What you should do —
Pictures don't belong in the copy; print all the records exactly.

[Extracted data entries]
* begin *
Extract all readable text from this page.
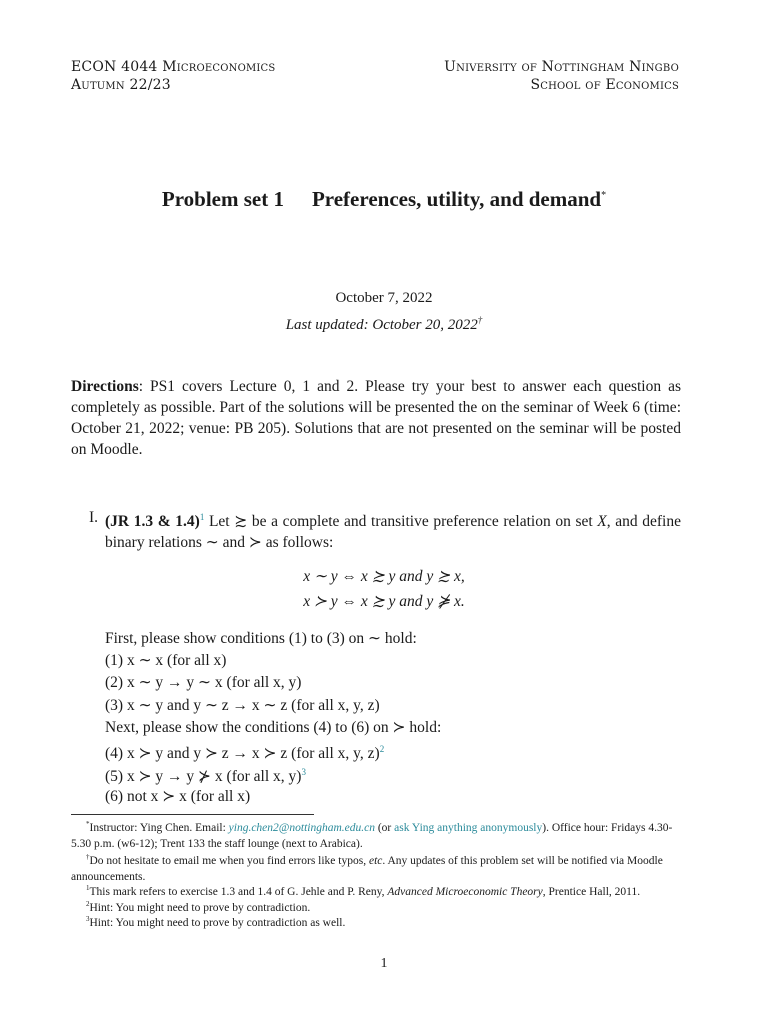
ECON 4044 Microeconomics
Autumn 22/23
University of Nottingham Ningbo
School of Economics
Problem set 1 Preferences, utility, and demand*
October 7, 2022
Last updated: October 20, 2022†
Directions: PS1 covers Lecture 0, 1 and 2. Please try your best to answer each question as completely as possible. Part of the solutions will be presented the on the seminar of Week 6 (time: October 21, 2022; venue: PB 205). Solutions that are not presented on the seminar will be posted on Moodle.
I. (JR 1.3 & 1.4)$^1$ Let ≿ be a complete and transitive preference relation on set X, and define binary relations ∼ and ≻ as follows:
x ∼ y ⇔ x ≿ y and y ≿ x,
x ≻ y ⇔ x ≿ y and y ⋡ x.
First, please show conditions (1) to (3) on ∼ hold:
(1) x ∼ x (for all x)
(2) x ∼ y → y ∼ x (for all x, y)
(3) x ∼ y and y ∼ z → x ∼ z (for all x, y, z)
Next, please show the conditions (4) to (6) on ≻ hold:
(4) x ≻ y and y ≻ z → x ≻ z (for all x, y, z)$^2$
(5) x ≻ y → y ⊁ x (for all x, y)$^3$
(6) not x ≻ x (for all x)
*Instructor: Ying Chen. Email: ying.chen2@nottingham.edu.cn (or ask Ying anything anonymously). Office hour: Fridays 4.30-5.30 p.m. (w6-12); Trent 133 the staff lounge (next to Arabica).
†Do not hesitate to email me when you find errors like typos, etc. Any updates of this problem set will be notified via Moodle announcements.
$^1$This mark refers to exercise 1.3 and 1.4 of G. Jehle and P. Reny, Advanced Microeconomic Theory, Prentice Hall, 2011.
$^2$Hint: You might need to prove by contradiction.
$^3$Hint: You might need to prove by contradiction as well.
1
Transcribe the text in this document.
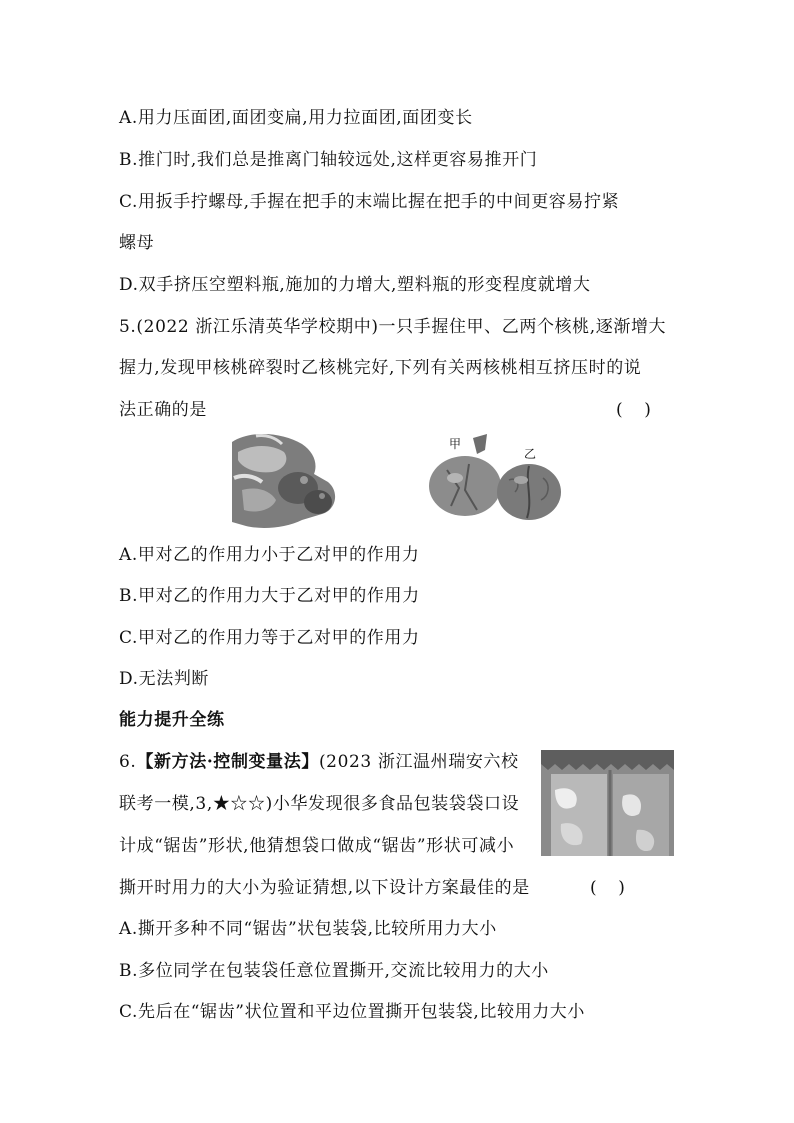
A.用力压面团,面团变扁,用力拉面团,面团变长
B.推门时,我们总是推离门轴较远处,这样更容易推开门
C.用扳手拧螺母,手握在把手的末端比握在把手的中间更容易拧紧
螺母
D.双手挤压空塑料瓶,施加的力增大,塑料瓶的形变程度就增大
5.(2022 浙江乐清英华学校期中)一只手握住甲、乙两个核桃,逐渐增大
握力,发现甲核桃碎裂时乙核桃完好,下列有关两核桃相互挤压时的说
法正确的是	(    )
甲
乙
A.甲对乙的作用力小于乙对甲的作用力
B.甲对乙的作用力大于乙对甲的作用力
C.甲对乙的作用力等于乙对甲的作用力
D.无法判断
能力提升全练
6.【新方法·控制变量法】(2023 浙江温州瑞安六校
联考一模,3,★☆☆)小华发现很多食品包装袋袋口设
计成“锯齿”形状,他猜想袋口做成“锯齿”形状可减小
撕开时用力的大小为验证猜想,以下设计方案最佳的是	(    )
A.撕开多种不同“锯齿”状包装袋,比较所用力大小
B.多位同学在包装袋任意位置撕开,交流比较用力的大小
C.先后在“锯齿”状位置和平边位置撕开包装袋,比较用力大小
* end *
Completed exercise —
Extract all readable text from this page.
ECON 4044 Microeconomics
Autumn 22/23
University of Nottingham Ningbo
School of Economics
Problem set 1 Preferences, utility, and demand*
October 7, 2022
Last updated: October 20, 2022†
Directions: PS1 covers Lecture 0, 1 and 2. Please try your best to answer each question as completely as possible. Part of the solutions will be presented the on the seminar of Week 6 (time: October 21, 2022; venue: PB 205). Solutions that are not presented on the seminar will be posted on Moodle.
I. (JR 1.3 & 1.4)$^1$ Let ≿ be a complete and transitive preference relation on set X, and define binary relations ∼ and ≻ as follows:
x ∼ y ⇔ x ≿ y and y ≿ x,
x ≻ y ⇔ x ≿ y and y ⋡ x.
First, please show conditions (1) to (3) on ∼ hold:
(1) x ∼ x (for all x)
(2) x ∼ y → y ∼ x (for all x, y)
(3) x ∼ y and y ∼ z → x ∼ z (for all x, y, z)
Next, please show the conditions (4) to (6) on ≻ hold:
(4) x ≻ y and y ≻ z → x ≻ z (for all x, y, z)$^2$
(5) x ≻ y → y ⊁ x (for all x, y)$^3$
(6) not x ≻ x (for all x)
*Instructor: Ying Chen. Email: ying.chen2@nottingham.edu.cn (or ask Ying anything anonymously). Office hour: Fridays 4.30-5.30 p.m. (w6-12); Trent 133 the staff lounge (next to Arabica).
†Do not hesitate to email me when you find errors like typos, etc. Any updates of this problem set will be notified via Moodle announcements.
$^1$This mark refers to exercise 1.3 and 1.4 of G. Jehle and P. Reny, Advanced Microeconomic Theory, Prentice Hall, 2011.
$^2$Hint: You might need to prove by contradiction.
$^3$Hint: You might need to prove by contradiction as well.
1
Transcribe the text in this document.
A.用力压面团,面团变扁,用力拉面团,面团变长
B.推门时,我们总是推离门轴较远处,这样更容易推开门
C.用扳手拧螺母,手握在把手的末端比握在把手的中间更容易拧紧
螺母
D.双手挤压空塑料瓶,施加的力增大,塑料瓶的形变程度就增大
5.(2022 浙江乐清英华学校期中)一只手握住甲、乙两个核桃,逐渐增大
握力,发现甲核桃碎裂时乙核桃完好,下列有关两核桃相互挤压时的说
法正确的是	(    )
甲
乙
A.甲对乙的作用力小于乙对甲的作用力
B.甲对乙的作用力大于乙对甲的作用力
C.甲对乙的作用力等于乙对甲的作用力
D.无法判断
能力提升全练
6.【新方法·控制变量法】(2023 浙江温州瑞安六校
联考一模,3,★☆☆)小华发现很多食品包装袋袋口设
计成“锯齿”形状,他猜想袋口做成“锯齿”形状可减小
撕开时用力的大小为验证猜想,以下设计方案最佳的是	(    )
A.撕开多种不同“锯齿”状包装袋,比较所用力大小
B.多位同学在包装袋任意位置撕开,交流比较用力的大小
C.先后在“锯齿”状位置和平边位置撕开包装袋,比较用力大小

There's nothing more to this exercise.